[Dataset rows about figures]

====================

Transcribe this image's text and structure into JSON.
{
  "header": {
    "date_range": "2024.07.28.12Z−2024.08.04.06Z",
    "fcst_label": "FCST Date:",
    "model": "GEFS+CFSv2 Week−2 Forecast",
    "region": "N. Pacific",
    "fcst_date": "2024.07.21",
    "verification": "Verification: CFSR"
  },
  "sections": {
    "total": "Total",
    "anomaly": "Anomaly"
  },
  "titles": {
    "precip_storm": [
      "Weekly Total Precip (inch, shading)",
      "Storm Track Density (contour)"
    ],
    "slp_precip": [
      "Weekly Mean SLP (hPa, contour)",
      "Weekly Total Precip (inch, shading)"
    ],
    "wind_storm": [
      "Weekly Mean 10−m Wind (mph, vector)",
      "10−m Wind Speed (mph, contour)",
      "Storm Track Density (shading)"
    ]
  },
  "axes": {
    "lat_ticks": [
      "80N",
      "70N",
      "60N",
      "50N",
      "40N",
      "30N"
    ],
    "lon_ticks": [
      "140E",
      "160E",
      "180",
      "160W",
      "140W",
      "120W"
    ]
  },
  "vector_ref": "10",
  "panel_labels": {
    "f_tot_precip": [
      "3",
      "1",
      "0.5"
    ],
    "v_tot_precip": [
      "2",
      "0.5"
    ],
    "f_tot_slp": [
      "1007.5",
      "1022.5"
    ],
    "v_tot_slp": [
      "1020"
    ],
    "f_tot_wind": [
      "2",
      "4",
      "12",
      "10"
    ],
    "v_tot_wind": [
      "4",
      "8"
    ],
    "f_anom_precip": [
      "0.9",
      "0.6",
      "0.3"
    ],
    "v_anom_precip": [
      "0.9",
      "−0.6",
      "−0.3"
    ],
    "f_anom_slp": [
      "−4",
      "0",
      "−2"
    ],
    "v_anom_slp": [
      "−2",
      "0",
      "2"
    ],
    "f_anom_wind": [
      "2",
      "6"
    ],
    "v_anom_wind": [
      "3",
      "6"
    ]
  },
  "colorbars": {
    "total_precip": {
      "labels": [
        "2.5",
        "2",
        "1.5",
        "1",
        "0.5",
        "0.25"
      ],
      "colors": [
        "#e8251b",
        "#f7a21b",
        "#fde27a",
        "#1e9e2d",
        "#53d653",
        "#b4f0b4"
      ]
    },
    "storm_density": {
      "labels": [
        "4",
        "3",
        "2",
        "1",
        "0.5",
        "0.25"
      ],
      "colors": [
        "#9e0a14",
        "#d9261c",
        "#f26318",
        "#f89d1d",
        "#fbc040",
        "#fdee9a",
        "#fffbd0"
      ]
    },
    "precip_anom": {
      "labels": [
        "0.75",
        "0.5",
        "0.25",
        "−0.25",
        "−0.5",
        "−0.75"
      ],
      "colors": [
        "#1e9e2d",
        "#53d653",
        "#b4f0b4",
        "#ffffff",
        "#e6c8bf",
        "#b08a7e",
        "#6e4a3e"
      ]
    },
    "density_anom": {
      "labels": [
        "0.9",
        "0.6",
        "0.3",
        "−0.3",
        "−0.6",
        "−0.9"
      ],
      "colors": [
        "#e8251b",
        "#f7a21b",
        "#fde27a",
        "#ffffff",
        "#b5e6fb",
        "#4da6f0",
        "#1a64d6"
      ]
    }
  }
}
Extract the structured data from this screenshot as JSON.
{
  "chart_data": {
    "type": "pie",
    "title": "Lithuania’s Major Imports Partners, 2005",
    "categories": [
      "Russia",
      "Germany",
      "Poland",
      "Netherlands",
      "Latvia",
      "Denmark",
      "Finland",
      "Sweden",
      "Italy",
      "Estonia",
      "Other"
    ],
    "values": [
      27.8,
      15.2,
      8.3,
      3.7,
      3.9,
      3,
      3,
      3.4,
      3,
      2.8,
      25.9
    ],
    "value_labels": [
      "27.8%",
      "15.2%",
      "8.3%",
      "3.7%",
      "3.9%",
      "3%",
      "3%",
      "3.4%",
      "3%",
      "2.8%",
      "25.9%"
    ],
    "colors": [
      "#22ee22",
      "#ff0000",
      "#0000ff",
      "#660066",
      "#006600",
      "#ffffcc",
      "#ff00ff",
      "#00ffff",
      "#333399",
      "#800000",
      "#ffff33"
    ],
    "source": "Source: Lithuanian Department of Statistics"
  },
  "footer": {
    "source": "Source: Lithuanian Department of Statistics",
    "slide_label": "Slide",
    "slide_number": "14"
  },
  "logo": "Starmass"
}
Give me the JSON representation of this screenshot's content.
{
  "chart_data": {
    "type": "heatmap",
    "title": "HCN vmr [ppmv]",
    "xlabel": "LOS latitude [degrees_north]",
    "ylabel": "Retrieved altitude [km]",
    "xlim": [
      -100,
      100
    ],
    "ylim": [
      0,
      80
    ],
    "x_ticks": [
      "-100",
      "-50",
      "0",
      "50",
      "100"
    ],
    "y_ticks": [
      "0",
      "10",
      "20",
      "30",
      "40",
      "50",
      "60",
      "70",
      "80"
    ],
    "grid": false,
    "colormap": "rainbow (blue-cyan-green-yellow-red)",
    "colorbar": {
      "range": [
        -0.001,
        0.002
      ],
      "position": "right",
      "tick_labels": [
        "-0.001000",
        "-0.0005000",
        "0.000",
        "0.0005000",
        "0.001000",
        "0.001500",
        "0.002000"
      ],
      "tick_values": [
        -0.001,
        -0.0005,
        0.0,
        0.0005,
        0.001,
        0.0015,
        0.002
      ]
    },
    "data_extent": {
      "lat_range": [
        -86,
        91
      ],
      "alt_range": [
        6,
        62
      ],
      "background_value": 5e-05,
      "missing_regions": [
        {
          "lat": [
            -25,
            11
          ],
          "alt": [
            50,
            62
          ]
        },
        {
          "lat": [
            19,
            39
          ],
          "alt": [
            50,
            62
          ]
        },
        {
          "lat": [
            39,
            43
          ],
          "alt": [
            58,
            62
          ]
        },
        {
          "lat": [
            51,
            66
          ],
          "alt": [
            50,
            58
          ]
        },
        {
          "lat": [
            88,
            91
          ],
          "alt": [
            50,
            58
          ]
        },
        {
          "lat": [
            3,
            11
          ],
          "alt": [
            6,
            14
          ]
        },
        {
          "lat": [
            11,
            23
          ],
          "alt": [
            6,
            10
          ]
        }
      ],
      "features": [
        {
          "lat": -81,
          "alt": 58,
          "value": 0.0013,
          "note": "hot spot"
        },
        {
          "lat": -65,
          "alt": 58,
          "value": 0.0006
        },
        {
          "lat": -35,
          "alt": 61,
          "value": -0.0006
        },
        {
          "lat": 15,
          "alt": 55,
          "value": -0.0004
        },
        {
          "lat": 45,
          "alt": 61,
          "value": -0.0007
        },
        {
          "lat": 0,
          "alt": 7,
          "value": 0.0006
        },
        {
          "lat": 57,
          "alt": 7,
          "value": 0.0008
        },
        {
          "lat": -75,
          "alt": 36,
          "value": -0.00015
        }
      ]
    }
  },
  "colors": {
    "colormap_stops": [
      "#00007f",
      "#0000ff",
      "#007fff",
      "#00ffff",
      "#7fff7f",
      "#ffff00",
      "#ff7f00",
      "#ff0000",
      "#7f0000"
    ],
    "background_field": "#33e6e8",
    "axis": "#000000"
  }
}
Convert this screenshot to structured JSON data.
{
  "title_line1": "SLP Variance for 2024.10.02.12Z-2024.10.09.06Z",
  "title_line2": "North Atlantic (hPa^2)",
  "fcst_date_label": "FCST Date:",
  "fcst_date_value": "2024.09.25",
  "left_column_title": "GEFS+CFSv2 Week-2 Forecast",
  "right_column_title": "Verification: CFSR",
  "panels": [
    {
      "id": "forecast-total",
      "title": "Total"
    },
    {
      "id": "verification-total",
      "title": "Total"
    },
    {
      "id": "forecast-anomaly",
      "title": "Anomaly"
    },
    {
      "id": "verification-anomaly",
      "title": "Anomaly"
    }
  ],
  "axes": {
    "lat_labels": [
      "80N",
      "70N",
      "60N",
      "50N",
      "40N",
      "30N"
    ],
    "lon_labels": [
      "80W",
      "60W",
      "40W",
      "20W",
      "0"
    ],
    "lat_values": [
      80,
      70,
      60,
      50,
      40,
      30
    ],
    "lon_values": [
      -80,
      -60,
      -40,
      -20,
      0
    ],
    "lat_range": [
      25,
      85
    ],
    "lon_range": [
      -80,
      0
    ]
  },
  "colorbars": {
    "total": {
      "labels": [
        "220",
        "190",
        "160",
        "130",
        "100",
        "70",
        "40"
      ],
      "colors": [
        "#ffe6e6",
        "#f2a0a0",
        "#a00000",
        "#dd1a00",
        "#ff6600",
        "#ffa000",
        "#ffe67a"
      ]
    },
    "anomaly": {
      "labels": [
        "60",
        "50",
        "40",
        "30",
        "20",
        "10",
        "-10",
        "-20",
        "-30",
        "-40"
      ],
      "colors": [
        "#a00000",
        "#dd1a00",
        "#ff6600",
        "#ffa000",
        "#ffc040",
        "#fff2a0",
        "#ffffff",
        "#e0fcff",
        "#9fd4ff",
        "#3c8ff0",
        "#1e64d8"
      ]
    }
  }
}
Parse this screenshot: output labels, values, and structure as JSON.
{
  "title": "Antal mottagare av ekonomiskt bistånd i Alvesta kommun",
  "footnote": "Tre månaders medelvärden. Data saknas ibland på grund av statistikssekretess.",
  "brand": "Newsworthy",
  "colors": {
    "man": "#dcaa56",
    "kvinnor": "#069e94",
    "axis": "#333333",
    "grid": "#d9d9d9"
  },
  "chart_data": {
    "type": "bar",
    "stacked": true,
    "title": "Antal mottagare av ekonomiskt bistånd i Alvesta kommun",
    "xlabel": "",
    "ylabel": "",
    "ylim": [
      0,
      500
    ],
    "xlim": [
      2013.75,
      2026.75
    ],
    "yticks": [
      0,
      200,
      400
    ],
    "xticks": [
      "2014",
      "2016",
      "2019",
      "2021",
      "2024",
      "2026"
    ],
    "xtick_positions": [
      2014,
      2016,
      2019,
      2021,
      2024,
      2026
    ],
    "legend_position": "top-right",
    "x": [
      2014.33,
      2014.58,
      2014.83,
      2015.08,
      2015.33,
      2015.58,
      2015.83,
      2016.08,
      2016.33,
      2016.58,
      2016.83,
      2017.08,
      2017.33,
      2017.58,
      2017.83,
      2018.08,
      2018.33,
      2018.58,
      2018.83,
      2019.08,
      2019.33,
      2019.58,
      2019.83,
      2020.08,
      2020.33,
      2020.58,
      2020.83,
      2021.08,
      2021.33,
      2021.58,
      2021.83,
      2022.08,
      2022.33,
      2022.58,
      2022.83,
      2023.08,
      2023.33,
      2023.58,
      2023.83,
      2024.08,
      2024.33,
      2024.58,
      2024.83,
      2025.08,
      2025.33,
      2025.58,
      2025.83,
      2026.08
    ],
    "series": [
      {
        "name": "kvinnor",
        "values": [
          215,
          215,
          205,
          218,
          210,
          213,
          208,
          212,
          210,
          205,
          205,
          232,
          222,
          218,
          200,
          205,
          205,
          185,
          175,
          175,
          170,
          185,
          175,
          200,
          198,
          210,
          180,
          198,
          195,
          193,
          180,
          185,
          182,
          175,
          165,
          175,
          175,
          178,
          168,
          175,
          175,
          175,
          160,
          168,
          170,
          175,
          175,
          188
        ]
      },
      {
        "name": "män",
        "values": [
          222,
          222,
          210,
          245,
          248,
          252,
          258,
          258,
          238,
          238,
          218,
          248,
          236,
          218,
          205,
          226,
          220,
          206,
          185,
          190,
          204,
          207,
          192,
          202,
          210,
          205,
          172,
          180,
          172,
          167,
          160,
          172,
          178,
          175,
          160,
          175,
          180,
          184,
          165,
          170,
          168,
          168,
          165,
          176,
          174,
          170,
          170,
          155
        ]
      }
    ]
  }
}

====================

[SET TASK] In the entries above, find each line with the word "source" and copy it.

[ANSWER TO THIS EXERCISE]
    "source": "Source: Lithuanian Department of Statistics"
    "source": "Source: Lithuanian Department of Statistics",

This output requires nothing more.